■ DIRECTIVE ■
Repeat the entries that follow verbatim, without any of their pictures.

■ Dataset records ■
********************

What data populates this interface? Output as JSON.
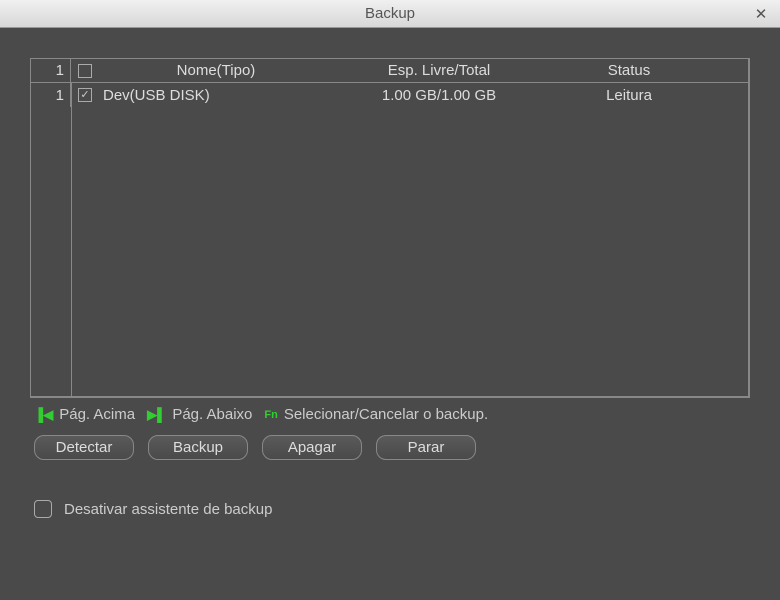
{
  "window": {
    "title": "Backup"
  },
  "table": {
    "headers": {
      "num": "1",
      "name": "Nome(Tipo)",
      "space": "Esp. Livre/Total",
      "status": "Status"
    },
    "rows": [
      {
        "num": "1",
        "checked": true,
        "name": "Dev(USB DISK)",
        "space": "1.00 GB/1.00 GB",
        "status": "Leitura"
      }
    ]
  },
  "hints": {
    "page_up": "Pág. Acima",
    "page_down": "Pág. Abaixo",
    "select": "Selecionar/Cancelar o backup."
  },
  "buttons": {
    "detect": "Detectar",
    "backup": "Backup",
    "erase": "Apagar",
    "stop": "Parar"
  },
  "footer": {
    "disable_wizard": "Desativar assistente de backup"
  }
}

********************

■ PROBLEM SOLUTION ■
What data populates this interface? Output as JSON.
{
  "window": {
    "title": "Backup"
  },
  "table": {
    "headers": {
      "num": "1",
      "name": "Nome(Tipo)",
      "space": "Esp. Livre/Total",
      "status": "Status"
    },
    "rows": [
      {
        "num": "1",
        "checked": true,
        "name": "Dev(USB DISK)",
        "space": "1.00 GB/1.00 GB",
        "status": "Leitura"
      }
    ]
  },
  "hints": {
    "page_up": "Pág. Acima",
    "page_down": "Pág. Abaixo",
    "select": "Selecionar/Cancelar o backup."
  },
  "buttons": {
    "detect": "Detectar",
    "backup": "Backup",
    "erase": "Apagar",
    "stop": "Parar"
  },
  "footer": {
    "disable_wizard": "Desativar assistente de backup"
  }
}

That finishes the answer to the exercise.